-- Start MATERIAL PROVIDED --

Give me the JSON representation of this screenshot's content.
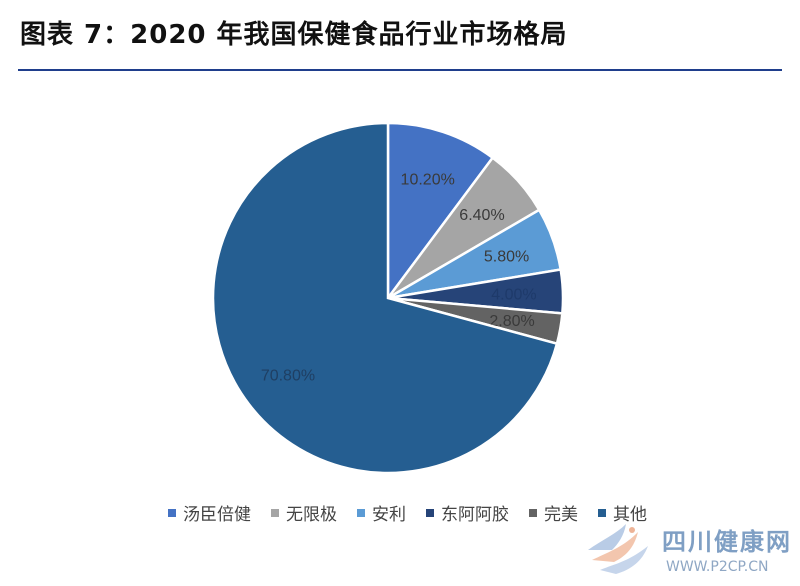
{
  "header": {
    "title": "图表 7：2020 年我国保健食品行业市场格局"
  },
  "chart_data": {
    "type": "pie",
    "title": "",
    "start_angle_deg": 0,
    "direction": "clockwise",
    "slices": [
      {
        "name": "汤臣倍健",
        "value": 10.2,
        "label": "10.20%",
        "color": "#4472c4",
        "label_color": "#3a3a3a"
      },
      {
        "name": "无限极",
        "value": 6.4,
        "label": "6.40%",
        "color": "#a5a5a5",
        "label_color": "#3a3a3a"
      },
      {
        "name": "安利",
        "value": 5.8,
        "label": "5.80%",
        "color": "#5b9bd5",
        "label_color": "#3a3a3a"
      },
      {
        "name": "东阿阿胶",
        "value": 4.0,
        "label": "4.00%",
        "color": "#264478",
        "label_color": "#1e3a6a"
      },
      {
        "name": "完美",
        "value": 2.8,
        "label": "2.80%",
        "color": "#636363",
        "label_color": "#3a3a3a"
      },
      {
        "name": "其他",
        "value": 70.8,
        "label": "70.80%",
        "color": "#255e91",
        "label_color": "#1f3f63"
      }
    ],
    "legend_position": "bottom"
  },
  "watermark": {
    "name": "四川健康网",
    "url": "WWW.P2CP.CN"
  }
}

-- End MATERIAL PROVIDED --

* WHAT IS BEING ASKED:
Work out how many lines in the records above hold the string "value", then give only that count.

* ANSWER TO THIS TASK:
6